_Dataset content:_
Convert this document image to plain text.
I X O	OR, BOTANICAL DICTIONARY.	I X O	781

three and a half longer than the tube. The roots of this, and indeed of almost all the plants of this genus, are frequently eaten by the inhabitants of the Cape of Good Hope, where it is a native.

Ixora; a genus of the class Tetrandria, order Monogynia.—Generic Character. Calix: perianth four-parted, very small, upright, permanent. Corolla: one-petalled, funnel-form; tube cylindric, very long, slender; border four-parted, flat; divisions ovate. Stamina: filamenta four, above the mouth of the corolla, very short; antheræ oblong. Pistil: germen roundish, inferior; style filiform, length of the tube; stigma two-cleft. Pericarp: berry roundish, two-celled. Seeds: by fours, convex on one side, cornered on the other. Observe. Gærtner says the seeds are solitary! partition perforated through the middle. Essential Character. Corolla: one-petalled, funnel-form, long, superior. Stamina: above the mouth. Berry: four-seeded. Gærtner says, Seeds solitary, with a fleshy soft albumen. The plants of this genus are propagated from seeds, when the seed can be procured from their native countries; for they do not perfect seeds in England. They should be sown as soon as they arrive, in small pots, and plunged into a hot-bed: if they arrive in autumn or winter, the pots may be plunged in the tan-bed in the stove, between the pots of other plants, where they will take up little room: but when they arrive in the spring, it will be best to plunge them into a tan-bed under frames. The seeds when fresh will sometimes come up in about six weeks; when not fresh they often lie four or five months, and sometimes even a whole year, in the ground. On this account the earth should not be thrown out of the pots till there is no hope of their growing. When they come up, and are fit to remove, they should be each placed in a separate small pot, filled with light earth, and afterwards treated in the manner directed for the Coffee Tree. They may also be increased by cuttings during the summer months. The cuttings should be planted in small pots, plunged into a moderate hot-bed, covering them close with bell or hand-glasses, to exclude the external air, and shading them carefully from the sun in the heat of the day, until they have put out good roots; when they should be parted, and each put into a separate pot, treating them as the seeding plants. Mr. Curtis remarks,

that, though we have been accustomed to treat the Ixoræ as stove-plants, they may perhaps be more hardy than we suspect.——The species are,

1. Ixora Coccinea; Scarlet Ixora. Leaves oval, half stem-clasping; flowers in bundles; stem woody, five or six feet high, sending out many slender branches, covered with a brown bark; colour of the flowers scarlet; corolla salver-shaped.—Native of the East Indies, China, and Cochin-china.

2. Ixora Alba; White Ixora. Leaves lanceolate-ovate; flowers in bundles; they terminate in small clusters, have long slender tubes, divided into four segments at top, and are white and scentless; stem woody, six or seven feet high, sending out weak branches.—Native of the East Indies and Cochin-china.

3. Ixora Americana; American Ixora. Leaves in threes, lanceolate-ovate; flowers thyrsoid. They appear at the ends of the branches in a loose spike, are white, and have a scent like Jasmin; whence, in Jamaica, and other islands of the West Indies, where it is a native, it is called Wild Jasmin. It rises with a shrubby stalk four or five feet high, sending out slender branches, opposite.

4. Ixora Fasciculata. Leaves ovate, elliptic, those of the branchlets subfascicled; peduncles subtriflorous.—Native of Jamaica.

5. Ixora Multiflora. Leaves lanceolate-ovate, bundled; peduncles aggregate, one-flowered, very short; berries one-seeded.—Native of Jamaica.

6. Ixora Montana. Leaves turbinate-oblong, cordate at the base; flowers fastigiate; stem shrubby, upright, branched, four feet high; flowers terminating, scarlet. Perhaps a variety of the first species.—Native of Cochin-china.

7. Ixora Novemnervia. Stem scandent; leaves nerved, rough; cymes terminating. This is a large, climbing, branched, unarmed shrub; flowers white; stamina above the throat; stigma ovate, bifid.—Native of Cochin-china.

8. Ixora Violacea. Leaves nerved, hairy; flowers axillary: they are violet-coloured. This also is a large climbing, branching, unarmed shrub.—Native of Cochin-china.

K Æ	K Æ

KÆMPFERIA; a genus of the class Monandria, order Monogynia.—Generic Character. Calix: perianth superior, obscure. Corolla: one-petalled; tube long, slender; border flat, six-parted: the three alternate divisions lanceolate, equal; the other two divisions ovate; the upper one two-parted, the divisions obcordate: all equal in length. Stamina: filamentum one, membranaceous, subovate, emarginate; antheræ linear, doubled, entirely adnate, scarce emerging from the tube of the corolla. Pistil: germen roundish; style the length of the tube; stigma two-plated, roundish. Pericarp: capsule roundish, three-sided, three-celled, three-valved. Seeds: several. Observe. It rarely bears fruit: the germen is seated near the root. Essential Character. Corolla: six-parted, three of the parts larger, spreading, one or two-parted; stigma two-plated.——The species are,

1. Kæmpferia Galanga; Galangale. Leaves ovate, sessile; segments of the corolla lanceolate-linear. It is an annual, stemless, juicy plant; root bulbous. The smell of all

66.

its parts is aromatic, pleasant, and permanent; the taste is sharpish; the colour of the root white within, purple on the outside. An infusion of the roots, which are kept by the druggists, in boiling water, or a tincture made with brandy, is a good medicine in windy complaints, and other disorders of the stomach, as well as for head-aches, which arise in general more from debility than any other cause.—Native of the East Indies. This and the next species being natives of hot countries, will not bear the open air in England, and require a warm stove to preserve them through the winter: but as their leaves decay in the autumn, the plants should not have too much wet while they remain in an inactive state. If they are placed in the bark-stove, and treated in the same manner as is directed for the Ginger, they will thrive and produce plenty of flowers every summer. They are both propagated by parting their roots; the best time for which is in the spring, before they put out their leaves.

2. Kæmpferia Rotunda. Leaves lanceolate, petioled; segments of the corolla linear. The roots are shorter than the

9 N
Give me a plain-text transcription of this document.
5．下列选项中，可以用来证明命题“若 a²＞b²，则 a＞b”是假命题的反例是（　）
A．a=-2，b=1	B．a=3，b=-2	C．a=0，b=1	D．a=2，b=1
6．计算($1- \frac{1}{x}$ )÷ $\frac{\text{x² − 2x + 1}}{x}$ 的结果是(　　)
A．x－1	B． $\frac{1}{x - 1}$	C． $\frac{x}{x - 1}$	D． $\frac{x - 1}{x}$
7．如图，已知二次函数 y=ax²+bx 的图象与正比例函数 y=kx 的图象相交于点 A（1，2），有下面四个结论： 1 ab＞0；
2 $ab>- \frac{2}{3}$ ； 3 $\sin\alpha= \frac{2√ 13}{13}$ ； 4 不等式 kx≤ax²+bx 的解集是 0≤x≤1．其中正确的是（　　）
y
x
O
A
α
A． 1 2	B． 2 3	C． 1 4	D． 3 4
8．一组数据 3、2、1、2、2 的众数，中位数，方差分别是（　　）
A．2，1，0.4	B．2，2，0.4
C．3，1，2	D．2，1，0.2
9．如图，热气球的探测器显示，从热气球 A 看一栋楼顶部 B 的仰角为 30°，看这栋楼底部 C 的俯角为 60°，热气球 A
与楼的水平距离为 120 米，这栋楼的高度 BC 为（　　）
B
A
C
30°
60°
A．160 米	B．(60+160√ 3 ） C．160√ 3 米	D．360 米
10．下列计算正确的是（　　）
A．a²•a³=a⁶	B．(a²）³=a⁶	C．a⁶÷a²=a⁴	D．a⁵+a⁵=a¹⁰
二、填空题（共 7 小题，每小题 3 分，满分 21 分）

_Objective:_
Repeat all the records. Match each line exactly.

_Solution to the exercise:_
Convert this document image to plain text.
I X O	OR, BOTANICAL DICTIONARY.	I X O	781

three and a half longer than the tube. The roots of this, and indeed of almost all the plants of this genus, are frequently eaten by the inhabitants of the Cape of Good Hope, where it is a native.

Ixora; a genus of the class Tetrandria, order Monogynia.—Generic Character. Calix: perianth four-parted, very small, upright, permanent. Corolla: one-petalled, funnel-form; tube cylindric, very long, slender; border four-parted, flat; divisions ovate. Stamina: filamenta four, above the mouth of the corolla, very short; antheræ oblong. Pistil: germen roundish, inferior; style filiform, length of the tube; stigma two-cleft. Pericarp: berry roundish, two-celled. Seeds: by fours, convex on one side, cornered on the other. Observe. Gærtner says the seeds are solitary! partition perforated through the middle. Essential Character. Corolla: one-petalled, funnel-form, long, superior. Stamina: above the mouth. Berry: four-seeded. Gærtner says, Seeds solitary, with a fleshy soft albumen. The plants of this genus are propagated from seeds, when the seed can be procured from their native countries; for they do not perfect seeds in England. They should be sown as soon as they arrive, in small pots, and plunged into a hot-bed: if they arrive in autumn or winter, the pots may be plunged in the tan-bed in the stove, between the pots of other plants, where they will take up little room: but when they arrive in the spring, it will be best to plunge them into a tan-bed under frames. The seeds when fresh will sometimes come up in about six weeks; when not fresh they often lie four or five months, and sometimes even a whole year, in the ground. On this account the earth should not be thrown out of the pots till there is no hope of their growing. When they come up, and are fit to remove, they should be each placed in a separate small pot, filled with light earth, and afterwards treated in the manner directed for the Coffee Tree. They may also be increased by cuttings during the summer months. The cuttings should be planted in small pots, plunged into a moderate hot-bed, covering them close with bell or hand-glasses, to exclude the external air, and shading them carefully from the sun in the heat of the day, until they have put out good roots; when they should be parted, and each put into a separate pot, treating them as the seeding plants. Mr. Curtis remarks,

that, though we have been accustomed to treat the Ixoræ as stove-plants, they may perhaps be more hardy than we suspect.——The species are,

1. Ixora Coccinea; Scarlet Ixora. Leaves oval, half stem-clasping; flowers in bundles; stem woody, five or six feet high, sending out many slender branches, covered with a brown bark; colour of the flowers scarlet; corolla salver-shaped.—Native of the East Indies, China, and Cochin-china.

2. Ixora Alba; White Ixora. Leaves lanceolate-ovate; flowers in bundles; they terminate in small clusters, have long slender tubes, divided into four segments at top, and are white and scentless; stem woody, six or seven feet high, sending out weak branches.—Native of the East Indies and Cochin-china.

3. Ixora Americana; American Ixora. Leaves in threes, lanceolate-ovate; flowers thyrsoid. They appear at the ends of the branches in a loose spike, are white, and have a scent like Jasmin; whence, in Jamaica, and other islands of the West Indies, where it is a native, it is called Wild Jasmin. It rises with a shrubby stalk four or five feet high, sending out slender branches, opposite.

4. Ixora Fasciculata. Leaves ovate, elliptic, those of the branchlets subfascicled; peduncles subtriflorous.—Native of Jamaica.

5. Ixora Multiflora. Leaves lanceolate-ovate, bundled; peduncles aggregate, one-flowered, very short; berries one-seeded.—Native of Jamaica.

6. Ixora Montana. Leaves turbinate-oblong, cordate at the base; flowers fastigiate; stem shrubby, upright, branched, four feet high; flowers terminating, scarlet. Perhaps a variety of the first species.—Native of Cochin-china.

7. Ixora Novemnervia. Stem scandent; leaves nerved, rough; cymes terminating. This is a large, climbing, branched, unarmed shrub; flowers white; stamina above the throat; stigma ovate, bifid.—Native of Cochin-china.

8. Ixora Violacea. Leaves nerved, hairy; flowers axillary: they are violet-coloured. This also is a large climbing, branching, unarmed shrub.—Native of Cochin-china.

K Æ	K Æ

KÆMPFERIA; a genus of the class Monandria, order Monogynia.—Generic Character. Calix: perianth superior, obscure. Corolla: one-petalled; tube long, slender; border flat, six-parted: the three alternate divisions lanceolate, equal; the other two divisions ovate; the upper one two-parted, the divisions obcordate: all equal in length. Stamina: filamentum one, membranaceous, subovate, emarginate; antheræ linear, doubled, entirely adnate, scarce emerging from the tube of the corolla. Pistil: germen roundish; style the length of the tube; stigma two-plated, roundish. Pericarp: capsule roundish, three-sided, three-celled, three-valved. Seeds: several. Observe. It rarely bears fruit: the germen is seated near the root. Essential Character. Corolla: six-parted, three of the parts larger, spreading, one or two-parted; stigma two-plated.——The species are,

1. Kæmpferia Galanga; Galangale. Leaves ovate, sessile; segments of the corolla lanceolate-linear. It is an annual, stemless, juicy plant; root bulbous. The smell of all

66.

its parts is aromatic, pleasant, and permanent; the taste is sharpish; the colour of the root white within, purple on the outside. An infusion of the roots, which are kept by the druggists, in boiling water, or a tincture made with brandy, is a good medicine in windy complaints, and other disorders of the stomach, as well as for head-aches, which arise in general more from debility than any other cause.—Native of the East Indies. This and the next species being natives of hot countries, will not bear the open air in England, and require a warm stove to preserve them through the winter: but as their leaves decay in the autumn, the plants should not have too much wet while they remain in an inactive state. If they are placed in the bark-stove, and treated in the same manner as is directed for the Ginger, they will thrive and produce plenty of flowers every summer. They are both propagated by parting their roots; the best time for which is in the spring, before they put out their leaves.

2. Kæmpferia Rotunda. Leaves lanceolate, petioled; segments of the corolla linear. The roots are shorter than the

9 N
Give me a plain-text transcription of this document.
5．下列选项中，可以用来证明命题“若 a²＞b²，则 a＞b”是假命题的反例是（　）
A．a=-2，b=1	B．a=3，b=-2	C．a=0，b=1	D．a=2，b=1
6．计算($1- \frac{1}{x}$ )÷ $\frac{\text{x² − 2x + 1}}{x}$ 的结果是(　　)
A．x－1	B． $\frac{1}{x - 1}$	C． $\frac{x}{x - 1}$	D． $\frac{x - 1}{x}$
7．如图，已知二次函数 y=ax²+bx 的图象与正比例函数 y=kx 的图象相交于点 A（1，2），有下面四个结论： 1 ab＞0；
2 $ab>- \frac{2}{3}$ ； 3 $\sin\alpha= \frac{2√ 13}{13}$ ； 4 不等式 kx≤ax²+bx 的解集是 0≤x≤1．其中正确的是（　　）
y
x
O
A
α
A． 1 2	B． 2 3	C． 1 4	D． 3 4
8．一组数据 3、2、1、2、2 的众数，中位数，方差分别是（　　）
A．2，1，0.4	B．2，2，0.4
C．3，1，2	D．2，1，0.2
9．如图，热气球的探测器显示，从热气球 A 看一栋楼顶部 B 的仰角为 30°，看这栋楼底部 C 的俯角为 60°，热气球 A
与楼的水平距离为 120 米，这栋楼的高度 BC 为（　　）
B
A
C
30°
60°
A．160 米	B．(60+160√ 3 ） C．160√ 3 米	D．360 米
10．下列计算正确的是（　　）
A．a²•a³=a⁶	B．(a²）³=a⁶	C．a⁶÷a²=a⁴	D．a⁵+a⁵=a¹⁰
二、填空题（共 7 小题，每小题 3 分，满分 21 分）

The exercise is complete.